Exercise prompt:
Give the number of lines that include the string "grid", nothing more.

Records shown:
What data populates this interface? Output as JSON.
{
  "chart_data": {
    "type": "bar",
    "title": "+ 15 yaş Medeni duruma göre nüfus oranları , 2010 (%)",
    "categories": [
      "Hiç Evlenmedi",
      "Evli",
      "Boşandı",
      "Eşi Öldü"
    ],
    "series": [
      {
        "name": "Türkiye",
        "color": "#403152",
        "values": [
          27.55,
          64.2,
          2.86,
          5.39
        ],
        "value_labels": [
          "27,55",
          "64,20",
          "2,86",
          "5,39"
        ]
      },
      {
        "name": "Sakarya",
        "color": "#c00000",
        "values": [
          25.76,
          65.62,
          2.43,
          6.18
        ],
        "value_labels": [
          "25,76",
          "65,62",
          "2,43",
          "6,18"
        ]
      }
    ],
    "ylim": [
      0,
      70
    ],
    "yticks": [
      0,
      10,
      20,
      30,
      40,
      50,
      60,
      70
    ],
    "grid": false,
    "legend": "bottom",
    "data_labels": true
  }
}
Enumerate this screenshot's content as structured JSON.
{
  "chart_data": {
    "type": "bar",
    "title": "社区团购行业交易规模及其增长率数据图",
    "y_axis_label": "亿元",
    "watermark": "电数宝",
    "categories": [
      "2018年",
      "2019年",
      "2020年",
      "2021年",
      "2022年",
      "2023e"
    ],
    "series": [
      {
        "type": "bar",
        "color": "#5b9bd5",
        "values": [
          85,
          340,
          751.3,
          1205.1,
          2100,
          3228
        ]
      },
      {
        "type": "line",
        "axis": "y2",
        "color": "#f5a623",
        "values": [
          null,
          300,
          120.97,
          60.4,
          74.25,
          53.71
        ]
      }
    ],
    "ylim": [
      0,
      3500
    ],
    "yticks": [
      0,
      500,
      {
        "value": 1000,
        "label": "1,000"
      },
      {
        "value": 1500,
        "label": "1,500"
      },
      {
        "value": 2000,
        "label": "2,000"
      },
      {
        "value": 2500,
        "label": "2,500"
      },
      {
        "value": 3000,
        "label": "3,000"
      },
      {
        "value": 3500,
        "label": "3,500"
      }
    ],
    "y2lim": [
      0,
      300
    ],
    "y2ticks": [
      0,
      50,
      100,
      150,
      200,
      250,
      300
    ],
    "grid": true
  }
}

* * *

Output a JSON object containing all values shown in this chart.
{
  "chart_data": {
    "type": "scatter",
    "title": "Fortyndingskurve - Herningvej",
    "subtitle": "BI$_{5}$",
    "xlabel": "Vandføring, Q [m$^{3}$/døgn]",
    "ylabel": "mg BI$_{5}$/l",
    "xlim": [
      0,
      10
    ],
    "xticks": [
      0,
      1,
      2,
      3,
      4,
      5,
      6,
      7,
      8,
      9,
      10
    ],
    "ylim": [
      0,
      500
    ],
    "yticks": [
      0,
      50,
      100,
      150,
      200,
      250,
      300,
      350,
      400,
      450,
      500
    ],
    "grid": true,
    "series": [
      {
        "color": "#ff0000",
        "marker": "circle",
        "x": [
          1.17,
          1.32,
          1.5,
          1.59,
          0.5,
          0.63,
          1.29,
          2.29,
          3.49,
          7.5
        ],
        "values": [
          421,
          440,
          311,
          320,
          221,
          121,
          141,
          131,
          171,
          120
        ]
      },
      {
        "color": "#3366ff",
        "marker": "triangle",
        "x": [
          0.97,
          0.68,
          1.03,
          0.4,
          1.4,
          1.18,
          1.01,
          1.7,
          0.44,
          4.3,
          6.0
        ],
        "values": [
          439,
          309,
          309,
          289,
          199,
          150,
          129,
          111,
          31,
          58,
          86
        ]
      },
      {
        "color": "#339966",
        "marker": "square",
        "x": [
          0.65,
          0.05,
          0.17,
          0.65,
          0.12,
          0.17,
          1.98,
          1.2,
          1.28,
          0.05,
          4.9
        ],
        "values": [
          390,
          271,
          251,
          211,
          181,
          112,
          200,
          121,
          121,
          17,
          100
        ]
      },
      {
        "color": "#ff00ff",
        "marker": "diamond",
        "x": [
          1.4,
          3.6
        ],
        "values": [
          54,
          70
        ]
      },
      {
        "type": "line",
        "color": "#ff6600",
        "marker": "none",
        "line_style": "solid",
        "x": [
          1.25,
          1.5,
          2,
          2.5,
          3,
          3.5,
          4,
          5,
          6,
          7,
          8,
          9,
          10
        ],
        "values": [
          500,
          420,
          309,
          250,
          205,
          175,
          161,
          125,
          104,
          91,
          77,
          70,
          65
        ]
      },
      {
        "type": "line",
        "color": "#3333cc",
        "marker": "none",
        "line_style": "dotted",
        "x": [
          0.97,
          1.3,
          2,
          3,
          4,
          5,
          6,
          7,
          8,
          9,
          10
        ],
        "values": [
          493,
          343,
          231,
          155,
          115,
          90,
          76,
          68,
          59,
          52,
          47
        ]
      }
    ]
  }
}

* * *

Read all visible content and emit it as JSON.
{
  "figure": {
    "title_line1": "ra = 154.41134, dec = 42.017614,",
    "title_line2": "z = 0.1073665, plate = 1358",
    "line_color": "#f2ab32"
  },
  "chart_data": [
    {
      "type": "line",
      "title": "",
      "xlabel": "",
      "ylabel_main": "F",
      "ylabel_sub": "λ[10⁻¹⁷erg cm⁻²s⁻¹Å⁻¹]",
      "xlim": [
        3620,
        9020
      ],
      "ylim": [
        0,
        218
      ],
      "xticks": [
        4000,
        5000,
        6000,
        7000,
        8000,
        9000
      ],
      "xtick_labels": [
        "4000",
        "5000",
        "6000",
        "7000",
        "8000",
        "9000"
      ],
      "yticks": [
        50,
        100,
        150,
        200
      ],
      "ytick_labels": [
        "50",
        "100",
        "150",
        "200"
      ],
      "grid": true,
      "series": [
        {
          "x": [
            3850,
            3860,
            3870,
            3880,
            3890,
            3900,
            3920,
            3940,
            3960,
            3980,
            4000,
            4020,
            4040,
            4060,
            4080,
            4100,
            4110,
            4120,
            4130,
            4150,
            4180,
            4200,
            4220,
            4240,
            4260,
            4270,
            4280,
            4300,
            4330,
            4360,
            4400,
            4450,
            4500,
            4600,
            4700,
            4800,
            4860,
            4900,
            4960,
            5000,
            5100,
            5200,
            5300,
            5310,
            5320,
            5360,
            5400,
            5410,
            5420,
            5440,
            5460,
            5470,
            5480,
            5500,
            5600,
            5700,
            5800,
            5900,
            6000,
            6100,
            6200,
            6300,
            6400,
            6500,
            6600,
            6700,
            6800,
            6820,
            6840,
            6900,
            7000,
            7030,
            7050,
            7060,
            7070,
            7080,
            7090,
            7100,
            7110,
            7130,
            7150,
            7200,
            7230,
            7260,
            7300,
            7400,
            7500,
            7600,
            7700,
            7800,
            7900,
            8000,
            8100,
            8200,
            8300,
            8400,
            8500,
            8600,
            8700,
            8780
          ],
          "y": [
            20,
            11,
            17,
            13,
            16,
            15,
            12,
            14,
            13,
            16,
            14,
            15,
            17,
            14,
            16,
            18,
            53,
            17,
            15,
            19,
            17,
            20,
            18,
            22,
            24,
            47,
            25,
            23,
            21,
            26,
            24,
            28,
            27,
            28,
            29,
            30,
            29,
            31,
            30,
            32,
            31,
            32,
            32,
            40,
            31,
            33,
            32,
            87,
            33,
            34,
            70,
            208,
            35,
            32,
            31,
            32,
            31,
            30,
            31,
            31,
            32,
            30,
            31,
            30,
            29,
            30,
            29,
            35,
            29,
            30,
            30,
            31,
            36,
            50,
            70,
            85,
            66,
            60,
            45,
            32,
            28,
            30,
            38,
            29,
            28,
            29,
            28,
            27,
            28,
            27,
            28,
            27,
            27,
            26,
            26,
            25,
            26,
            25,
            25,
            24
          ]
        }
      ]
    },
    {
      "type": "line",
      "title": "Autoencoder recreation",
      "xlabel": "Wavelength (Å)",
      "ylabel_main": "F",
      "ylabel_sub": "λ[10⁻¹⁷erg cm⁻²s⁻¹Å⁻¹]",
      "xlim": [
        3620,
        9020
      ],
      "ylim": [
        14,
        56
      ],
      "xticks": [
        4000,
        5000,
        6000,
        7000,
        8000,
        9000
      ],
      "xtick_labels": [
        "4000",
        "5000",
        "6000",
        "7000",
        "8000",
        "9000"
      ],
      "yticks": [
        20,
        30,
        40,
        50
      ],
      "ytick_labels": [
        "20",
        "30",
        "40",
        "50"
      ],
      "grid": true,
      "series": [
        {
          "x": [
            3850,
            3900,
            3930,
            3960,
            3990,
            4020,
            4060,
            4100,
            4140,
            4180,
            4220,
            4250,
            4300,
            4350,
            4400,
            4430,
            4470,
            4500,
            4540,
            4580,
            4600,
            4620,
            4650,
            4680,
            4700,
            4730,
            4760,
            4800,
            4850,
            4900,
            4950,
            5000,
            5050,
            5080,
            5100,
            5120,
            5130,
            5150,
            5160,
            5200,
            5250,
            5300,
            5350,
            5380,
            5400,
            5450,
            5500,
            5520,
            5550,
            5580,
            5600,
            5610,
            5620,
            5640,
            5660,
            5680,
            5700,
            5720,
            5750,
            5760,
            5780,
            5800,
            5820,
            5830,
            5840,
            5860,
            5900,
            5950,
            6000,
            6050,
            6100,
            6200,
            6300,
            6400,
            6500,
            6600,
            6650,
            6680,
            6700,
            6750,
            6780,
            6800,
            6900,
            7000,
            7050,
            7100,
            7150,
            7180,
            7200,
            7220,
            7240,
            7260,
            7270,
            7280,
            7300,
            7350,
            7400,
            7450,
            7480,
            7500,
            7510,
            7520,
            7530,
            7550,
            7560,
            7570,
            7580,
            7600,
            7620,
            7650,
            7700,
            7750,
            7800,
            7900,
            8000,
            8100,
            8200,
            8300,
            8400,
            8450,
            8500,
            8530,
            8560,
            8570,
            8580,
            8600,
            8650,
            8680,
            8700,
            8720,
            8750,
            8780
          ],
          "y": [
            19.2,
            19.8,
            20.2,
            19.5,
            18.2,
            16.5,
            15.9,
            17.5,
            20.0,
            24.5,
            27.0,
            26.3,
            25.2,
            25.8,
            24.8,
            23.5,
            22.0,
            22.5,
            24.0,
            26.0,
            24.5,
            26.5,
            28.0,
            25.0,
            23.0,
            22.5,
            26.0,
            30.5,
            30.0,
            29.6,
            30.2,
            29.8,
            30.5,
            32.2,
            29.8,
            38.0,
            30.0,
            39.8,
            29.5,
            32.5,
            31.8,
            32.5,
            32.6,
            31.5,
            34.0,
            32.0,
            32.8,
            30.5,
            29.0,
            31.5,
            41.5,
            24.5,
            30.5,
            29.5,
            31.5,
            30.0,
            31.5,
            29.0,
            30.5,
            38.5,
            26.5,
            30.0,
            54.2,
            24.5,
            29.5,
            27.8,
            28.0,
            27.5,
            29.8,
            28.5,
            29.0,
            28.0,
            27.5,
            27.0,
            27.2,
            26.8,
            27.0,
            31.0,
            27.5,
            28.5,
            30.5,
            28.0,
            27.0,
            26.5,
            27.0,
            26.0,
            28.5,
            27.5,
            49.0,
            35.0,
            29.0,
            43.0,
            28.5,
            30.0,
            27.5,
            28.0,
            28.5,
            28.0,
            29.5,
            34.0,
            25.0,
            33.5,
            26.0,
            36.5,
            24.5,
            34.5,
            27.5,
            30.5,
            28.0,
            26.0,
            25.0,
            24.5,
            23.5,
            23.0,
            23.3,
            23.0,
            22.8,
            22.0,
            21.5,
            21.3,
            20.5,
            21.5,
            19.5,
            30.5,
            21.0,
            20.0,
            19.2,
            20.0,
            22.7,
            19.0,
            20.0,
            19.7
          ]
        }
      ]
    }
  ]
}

Task output:
5